■ Exercise description: Can you write out all of the data below line for line, with every character unchanged?

(Items listed in a dataset)
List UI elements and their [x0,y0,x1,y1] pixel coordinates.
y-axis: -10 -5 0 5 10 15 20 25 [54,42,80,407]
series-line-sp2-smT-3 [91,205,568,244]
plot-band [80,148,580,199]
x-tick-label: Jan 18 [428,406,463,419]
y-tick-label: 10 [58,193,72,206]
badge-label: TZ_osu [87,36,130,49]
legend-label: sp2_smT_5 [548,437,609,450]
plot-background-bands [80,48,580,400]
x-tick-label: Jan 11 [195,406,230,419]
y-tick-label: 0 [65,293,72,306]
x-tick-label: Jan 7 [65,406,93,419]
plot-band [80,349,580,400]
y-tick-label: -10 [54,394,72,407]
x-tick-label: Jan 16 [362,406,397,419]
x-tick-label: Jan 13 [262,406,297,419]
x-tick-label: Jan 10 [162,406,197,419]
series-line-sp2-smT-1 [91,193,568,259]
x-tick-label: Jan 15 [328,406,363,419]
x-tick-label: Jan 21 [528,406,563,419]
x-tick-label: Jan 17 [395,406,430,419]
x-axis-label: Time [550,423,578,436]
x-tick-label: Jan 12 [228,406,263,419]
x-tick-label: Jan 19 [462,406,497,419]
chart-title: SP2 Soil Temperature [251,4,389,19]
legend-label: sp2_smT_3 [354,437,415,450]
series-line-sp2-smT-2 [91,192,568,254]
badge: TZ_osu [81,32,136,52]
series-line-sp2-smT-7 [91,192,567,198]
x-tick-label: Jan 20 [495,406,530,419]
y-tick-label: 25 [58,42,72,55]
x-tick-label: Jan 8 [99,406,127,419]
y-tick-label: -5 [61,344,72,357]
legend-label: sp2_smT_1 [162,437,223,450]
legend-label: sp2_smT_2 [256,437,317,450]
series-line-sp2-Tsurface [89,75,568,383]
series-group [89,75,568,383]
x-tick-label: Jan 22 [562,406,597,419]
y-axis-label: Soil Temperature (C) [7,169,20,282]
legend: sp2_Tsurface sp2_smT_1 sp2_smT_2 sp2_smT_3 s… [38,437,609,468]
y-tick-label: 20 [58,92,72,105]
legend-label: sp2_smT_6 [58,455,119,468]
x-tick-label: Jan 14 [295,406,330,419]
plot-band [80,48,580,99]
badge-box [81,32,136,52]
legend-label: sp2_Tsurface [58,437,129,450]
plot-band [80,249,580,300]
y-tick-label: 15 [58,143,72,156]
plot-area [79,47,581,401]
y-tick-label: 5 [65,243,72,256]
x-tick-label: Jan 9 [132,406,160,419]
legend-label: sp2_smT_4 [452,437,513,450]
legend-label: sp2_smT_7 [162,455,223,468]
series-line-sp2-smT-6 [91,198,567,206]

■ Answer to the task:
List UI elements and their [x0,y0,x1,y1] pixel coordinates.
y-axis: -10 -5 0 5 10 15 20 25 [54,42,80,407]
series-line-sp2-smT-3 [91,205,568,244]
plot-band [80,148,580,199]
x-tick-label: Jan 18 [428,406,463,419]
y-tick-label: 10 [58,193,72,206]
badge-label: TZ_osu [87,36,130,49]
legend-label: sp2_smT_5 [548,437,609,450]
plot-background-bands [80,48,580,400]
x-tick-label: Jan 11 [195,406,230,419]
y-tick-label: 0 [65,293,72,306]
x-tick-label: Jan 7 [65,406,93,419]
plot-band [80,349,580,400]
y-tick-label: -10 [54,394,72,407]
x-tick-label: Jan 16 [362,406,397,419]
x-tick-label: Jan 13 [262,406,297,419]
x-tick-label: Jan 10 [162,406,197,419]
series-line-sp2-smT-1 [91,193,568,259]
x-tick-label: Jan 15 [328,406,363,419]
x-tick-label: Jan 21 [528,406,563,419]
x-tick-label: Jan 17 [395,406,430,419]
x-axis-label: Time [550,423,578,436]
x-tick-label: Jan 12 [228,406,263,419]
x-tick-label: Jan 19 [462,406,497,419]
chart-title: SP2 Soil Temperature [251,4,389,19]
legend-label: sp2_smT_3 [354,437,415,450]
series-line-sp2-smT-2 [91,192,568,254]
badge: TZ_osu [81,32,136,52]
series-line-sp2-smT-7 [91,192,567,198]
x-tick-label: Jan 20 [495,406,530,419]
y-tick-label: 25 [58,42,72,55]
x-tick-label: Jan 8 [99,406,127,419]
y-tick-label: -5 [61,344,72,357]
legend-label: sp2_smT_1 [162,437,223,450]
legend-label: sp2_smT_2 [256,437,317,450]
series-line-sp2-Tsurface [89,75,568,383]
series-group [89,75,568,383]
x-tick-label: Jan 22 [562,406,597,419]
y-axis-label: Soil Temperature (C) [7,169,20,282]
legend: sp2_Tsurface sp2_smT_1 sp2_smT_2 sp2_smT_3 s… [38,437,609,468]
y-tick-label: 20 [58,92,72,105]
legend-label: sp2_smT_6 [58,455,119,468]
x-tick-label: Jan 14 [295,406,330,419]
plot-band [80,48,580,99]
badge-box [81,32,136,52]
legend-label: sp2_Tsurface [58,437,129,450]
plot-band [80,249,580,300]
y-tick-label: 15 [58,143,72,156]
plot-area [79,47,581,401]
y-tick-label: 5 [65,243,72,256]
x-tick-label: Jan 9 [132,406,160,419]
legend-label: sp2_smT_4 [452,437,513,450]
legend-label: sp2_smT_7 [162,455,223,468]
series-line-sp2-smT-6 [91,198,567,206]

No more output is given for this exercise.